start

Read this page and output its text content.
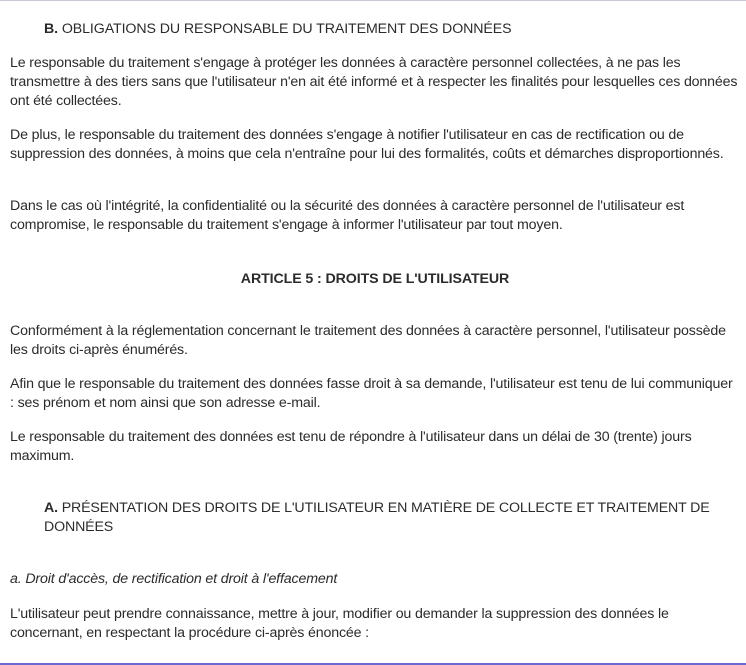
B. OBLIGATIONS DU RESPONSABLE DU TRAITEMENT DES DONNÉES

Le responsable du traitement s'engage à protéger les données à caractère personnel collectées, à ne pas les transmettre à des tiers sans que l'utilisateur n'en ait été informé et à respecter les finalités pour lesquelles ces données ont été collectées.

De plus, le responsable du traitement des données s'engage à notifier l'utilisateur en cas de rectification ou de suppression des données, à moins que cela n'entraîne pour lui des formalités, coûts et démarches disproportionnés.

Dans le cas où l'intégrité, la confidentialité ou la sécurité des données à caractère personnel de l'utilisateur est compromise, le responsable du traitement s'engage à informer l'utilisateur par tout moyen.

ARTICLE 5 : DROITS DE L'UTILISATEUR

Conformément à la réglementation concernant le traitement des données à caractère personnel, l'utilisateur possède les droits ci-après énumérés.

Afin que le responsable du traitement des données fasse droit à sa demande, l'utilisateur est tenu de lui communiquer : ses prénom et nom ainsi que son adresse e-mail.

Le responsable du traitement des données est tenu de répondre à l'utilisateur dans un délai de 30 (trente) jours maximum.

A. PRÉSENTATION DES DROITS DE L'UTILISATEUR EN MATIÈRE DE COLLECTE ET TRAITEMENT DE DONNÉES

a. Droit d'accès, de rectification et droit à l'effacement

L'utilisateur peut prendre connaissance, mettre à jour, modifier ou demander la suppression des données le concernant, en respectant la procédure ci-après énoncée :
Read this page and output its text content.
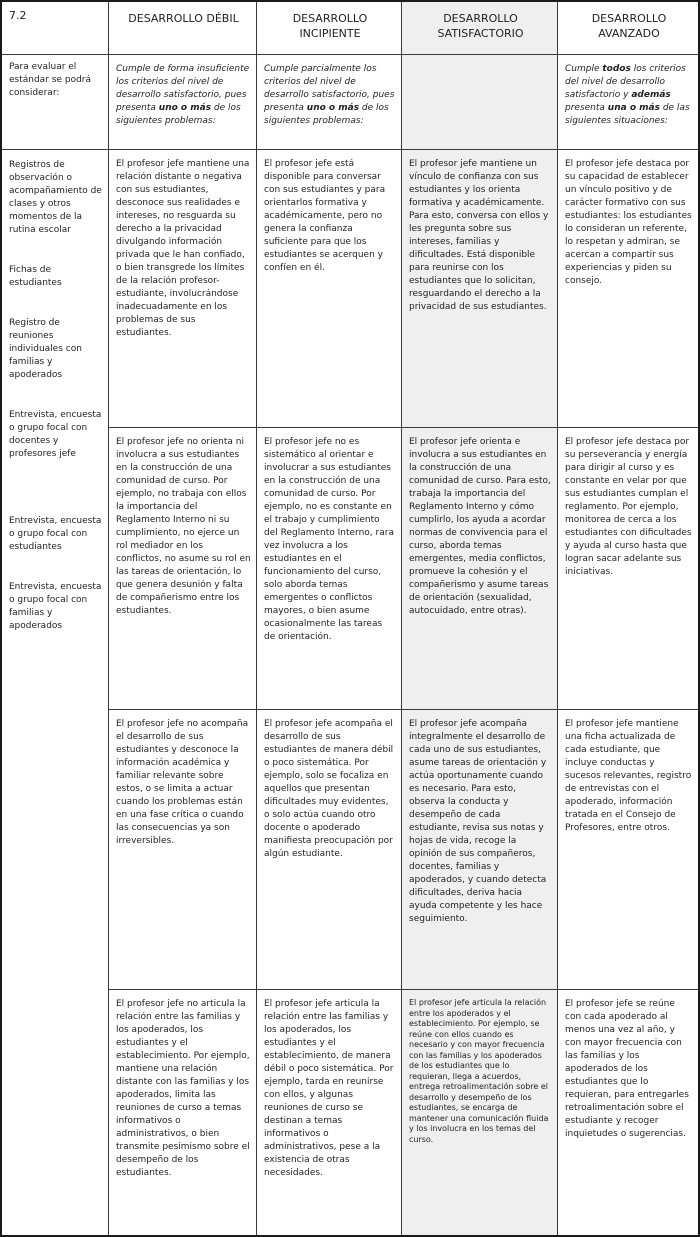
7.2	DESARROLLO DÉBIL	DESARROLLO INCIPIENTE
DESARROLLO SATISFACTORIO
DESARROLLO AVANZADO
Para evaluar el estándar se podrá considerar:
Cumple de forma insuficiente los criterios del nivel de desarrollo satisfactorio, pues presenta uno o más de los siguientes problemas:
Cumple parcialmente los criterios del nivel de desarrollo satisfactorio, pues presenta uno o más de los siguientes problemas:
Cumple todos los criterios del nivel de desarrollo satisfactorio y además presenta una o más de las siguientes situaciones:
Registros de observación o acompañamiento de clases y otros momentos de la rutina escolar
Fichas de estudiantes
Registro de reuniones individuales con familias y apoderados
Entrevista, encuesta o grupo focal con docentes y profesores jefe
Entrevista, encuesta o grupo focal con estudiantes
Entrevista, encuesta o grupo focal con familias y apoderados
El profesor jefe mantiene una relación distante o negativa con sus estudiantes, desconoce sus realidades e intereses, no resguarda su derecho a la privacidad divulgando información privada que le han confiado, o bien transgrede los límites de la relación profesor-estudiante, involucrándose inadecuadamente en los problemas de sus estudiantes.
El profesor jefe está disponible para conversar con sus estudiantes y para orientarlos formativa y académicamente, pero no genera la confianza suficiente para que los estudiantes se acerquen y confíen en él.
El profesor jefe mantiene un vínculo de confianza con sus estudiantes y los orienta formativa y académicamente. Para esto, conversa con ellos y les pregunta sobre sus intereses, familias y dificultades. Está disponible para reunirse con los estudiantes que lo solicitan, resguardando el derecho a la privacidad de sus estudiantes.
El profesor jefe destaca por su capacidad de establecer un vínculo positivo y de carácter formativo con sus estudiantes: los estudiantes lo consideran un referente, lo respetan y admiran, se acercan a compartir sus experiencias y piden su consejo.
El profesor jefe no orienta ni involucra a sus estudiantes en la construcción de una comunidad de curso. Por ejemplo, no trabaja con ellos la importancia del Reglamento Interno ni su cumplimiento, no ejerce un rol mediador en los conflictos, no asume su rol en las tareas de orientación, lo que genera desunión y falta de compañerismo entre los estudiantes.
El profesor jefe no es sistemático al orientar e involucrar a sus estudiantes en la construcción de una comunidad de curso. Por ejemplo, no es constante en el trabajo y cumplimiento del Reglamento Interno, rara vez involucra a los estudiantes en el funcionamiento del curso, solo aborda temas emergentes o conflictos mayores, o bien asume ocasionalmente las tareas de orientación.
El profesor jefe orienta e involucra a sus estudiantes en la construcción de una comunidad de curso. Para esto, trabaja la importancia del Reglamento Interno y cómo cumplirlo, los ayuda a acordar normas de convivencia para el curso, aborda temas emergentes, media conflictos, promueve la cohesión y el compañerismo y asume tareas de orientación (sexualidad, autocuidado, entre otras).
El profesor jefe destaca por su perseverancia y energía para dirigir al curso y es constante en velar por que sus estudiantes cumplan el reglamento. Por ejemplo, monitorea de cerca a los estudiantes con dificultades y ayuda al curso hasta que logran sacar adelante sus iniciativas.
El profesor jefe no acompaña el desarrollo de sus estudiantes y desconoce la información académica y familiar relevante sobre estos, o se limita a actuar cuando los problemas están en una fase crítica o cuando las consecuencias ya son irreversibles.
El profesor jefe acompaña el desarrollo de sus estudiantes de manera débil o poco sistemática. Por ejemplo, solo se focaliza en aquellos que presentan dificultades muy evidentes, o solo actúa cuando otro docente o apoderado manifiesta preocupación por algún estudiante.
El profesor jefe acompaña integralmente el desarrollo de cada uno de sus estudiantes, asume tareas de orientación y actúa oportunamente cuando es necesario. Para esto, observa la conducta y desempeño de cada estudiante, revisa sus notas y hojas de vida, recoge la opinión de sus compañeros, docentes, familias y apoderados, y cuando detecta dificultades, deriva hacia ayuda competente y les hace seguimiento.
El profesor jefe mantiene una ficha actualizada de cada estudiante, que incluye conductas y sucesos relevantes, registro de entrevistas con el apoderado, información tratada en el Consejo de Profesores, entre otros.
El profesor jefe no articula la relación entre las familias y los apoderados, los estudiantes y el establecimiento. Por ejemplo, mantiene una relación distante con las familias y los apoderados, limita las reuniones de curso a temas informativos o administrativos, o bien transmite pesimismo sobre el desempeño de los estudiantes.
El profesor jefe articula la relación entre las familias y los apoderados, los estudiantes y el establecimiento, de manera débil o poco sistemática. Por ejemplo, tarda en reunirse con ellos, y algunas reuniones de curso se destinan a temas informativos o administrativos, pese a la existencia de otras necesidades.
El profesor jefe articula la relación entre los apoderados y el establecimiento. Por ejemplo, se reúne con ellos cuando es necesario y con mayor frecuencia con las familias y los apoderados de los estudiantes que lo requieran, llega a acuerdos, entrega retroalimentación sobre el desarrollo y desempeño de los estudiantes, se encarga de mantener una comunicación fluida y los involucra en los temas del curso.
El profesor jefe se reúne con cada apoderado al menos una vez al año, y con mayor frecuencia con las familias y los apoderados de los estudiantes que lo requieran, para entregarles retroalimentación sobre el estudiante y recoger inquietudes o sugerencias.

end

[Exercise]
Reproduce the whole listing word for word, setting aside any pictures.

[Response to this task]
Read this page and output its text content.
B. OBLIGATIONS DU RESPONSABLE DU TRAITEMENT DES DONNÉES

Le responsable du traitement s'engage à protéger les données à caractère personnel collectées, à ne pas les transmettre à des tiers sans que l'utilisateur n'en ait été informé et à respecter les finalités pour lesquelles ces données ont été collectées.

De plus, le responsable du traitement des données s'engage à notifier l'utilisateur en cas de rectification ou de suppression des données, à moins que cela n'entraîne pour lui des formalités, coûts et démarches disproportionnés.

Dans le cas où l'intégrité, la confidentialité ou la sécurité des données à caractère personnel de l'utilisateur est compromise, le responsable du traitement s'engage à informer l'utilisateur par tout moyen.

ARTICLE 5 : DROITS DE L'UTILISATEUR

Conformément à la réglementation concernant le traitement des données à caractère personnel, l'utilisateur possède les droits ci-après énumérés.

Afin que le responsable du traitement des données fasse droit à sa demande, l'utilisateur est tenu de lui communiquer : ses prénom et nom ainsi que son adresse e-mail.

Le responsable du traitement des données est tenu de répondre à l'utilisateur dans un délai de 30 (trente) jours maximum.

A. PRÉSENTATION DES DROITS DE L'UTILISATEUR EN MATIÈRE DE COLLECTE ET TRAITEMENT DE DONNÉES

a. Droit d'accès, de rectification et droit à l'effacement

L'utilisateur peut prendre connaissance, mettre à jour, modifier ou demander la suppression des données le concernant, en respectant la procédure ci-après énoncée :
Read this page and output its text content.
7.2	DESARROLLO DÉBIL	DESARROLLO INCIPIENTE
DESARROLLO SATISFACTORIO
DESARROLLO AVANZADO
Para evaluar el estándar se podrá considerar:
Cumple de forma insuficiente los criterios del nivel de desarrollo satisfactorio, pues presenta uno o más de los siguientes problemas:
Cumple parcialmente los criterios del nivel de desarrollo satisfactorio, pues presenta uno o más de los siguientes problemas:
Cumple todos los criterios del nivel de desarrollo satisfactorio y además presenta una o más de las siguientes situaciones:
Registros de observación o acompañamiento de clases y otros momentos de la rutina escolar
Fichas de estudiantes
Registro de reuniones individuales con familias y apoderados
Entrevista, encuesta o grupo focal con docentes y profesores jefe
Entrevista, encuesta o grupo focal con estudiantes
Entrevista, encuesta o grupo focal con familias y apoderados
El profesor jefe mantiene una relación distante o negativa con sus estudiantes, desconoce sus realidades e intereses, no resguarda su derecho a la privacidad divulgando información privada que le han confiado, o bien transgrede los límites de la relación profesor-estudiante, involucrándose inadecuadamente en los problemas de sus estudiantes.
El profesor jefe está disponible para conversar con sus estudiantes y para orientarlos formativa y académicamente, pero no genera la confianza suficiente para que los estudiantes se acerquen y confíen en él.
El profesor jefe mantiene un vínculo de confianza con sus estudiantes y los orienta formativa y académicamente. Para esto, conversa con ellos y les pregunta sobre sus intereses, familias y dificultades. Está disponible para reunirse con los estudiantes que lo solicitan, resguardando el derecho a la privacidad de sus estudiantes.
El profesor jefe destaca por su capacidad de establecer un vínculo positivo y de carácter formativo con sus estudiantes: los estudiantes lo consideran un referente, lo respetan y admiran, se acercan a compartir sus experiencias y piden su consejo.
El profesor jefe no orienta ni involucra a sus estudiantes en la construcción de una comunidad de curso. Por ejemplo, no trabaja con ellos la importancia del Reglamento Interno ni su cumplimiento, no ejerce un rol mediador en los conflictos, no asume su rol en las tareas de orientación, lo que genera desunión y falta de compañerismo entre los estudiantes.
El profesor jefe no es sistemático al orientar e involucrar a sus estudiantes en la construcción de una comunidad de curso. Por ejemplo, no es constante en el trabajo y cumplimiento del Reglamento Interno, rara vez involucra a los estudiantes en el funcionamiento del curso, solo aborda temas emergentes o conflictos mayores, o bien asume ocasionalmente las tareas de orientación.
El profesor jefe orienta e involucra a sus estudiantes en la construcción de una comunidad de curso. Para esto, trabaja la importancia del Reglamento Interno y cómo cumplirlo, los ayuda a acordar normas de convivencia para el curso, aborda temas emergentes, media conflictos, promueve la cohesión y el compañerismo y asume tareas de orientación (sexualidad, autocuidado, entre otras).
El profesor jefe destaca por su perseverancia y energía para dirigir al curso y es constante en velar por que sus estudiantes cumplan el reglamento. Por ejemplo, monitorea de cerca a los estudiantes con dificultades y ayuda al curso hasta que logran sacar adelante sus iniciativas.
El profesor jefe no acompaña el desarrollo de sus estudiantes y desconoce la información académica y familiar relevante sobre estos, o se limita a actuar cuando los problemas están en una fase crítica o cuando las consecuencias ya son irreversibles.
El profesor jefe acompaña el desarrollo de sus estudiantes de manera débil o poco sistemática. Por ejemplo, solo se focaliza en aquellos que presentan dificultades muy evidentes, o solo actúa cuando otro docente o apoderado manifiesta preocupación por algún estudiante.
El profesor jefe acompaña integralmente el desarrollo de cada uno de sus estudiantes, asume tareas de orientación y actúa oportunamente cuando es necesario. Para esto, observa la conducta y desempeño de cada estudiante, revisa sus notas y hojas de vida, recoge la opinión de sus compañeros, docentes, familias y apoderados, y cuando detecta dificultades, deriva hacia ayuda competente y les hace seguimiento.
El profesor jefe mantiene una ficha actualizada de cada estudiante, que incluye conductas y sucesos relevantes, registro de entrevistas con el apoderado, información tratada en el Consejo de Profesores, entre otros.
El profesor jefe no articula la relación entre las familias y los apoderados, los estudiantes y el establecimiento. Por ejemplo, mantiene una relación distante con las familias y los apoderados, limita las reuniones de curso a temas informativos o administrativos, o bien transmite pesimismo sobre el desempeño de los estudiantes.
El profesor jefe articula la relación entre las familias y los apoderados, los estudiantes y el establecimiento, de manera débil o poco sistemática. Por ejemplo, tarda en reunirse con ellos, y algunas reuniones de curso se destinan a temas informativos o administrativos, pese a la existencia de otras necesidades.
El profesor jefe articula la relación entre los apoderados y el establecimiento. Por ejemplo, se reúne con ellos cuando es necesario y con mayor frecuencia con las familias y los apoderados de los estudiantes que lo requieran, llega a acuerdos, entrega retroalimentación sobre el desarrollo y desempeño de los estudiantes, se encarga de mantener una comunicación fluida y los involucra en los temas del curso.
El profesor jefe se reúne con cada apoderado al menos una vez al año, y con mayor frecuencia con las familias y los apoderados de los estudiantes que lo requieran, para entregarles retroalimentación sobre el estudiante y recoger inquietudes o sugerencias.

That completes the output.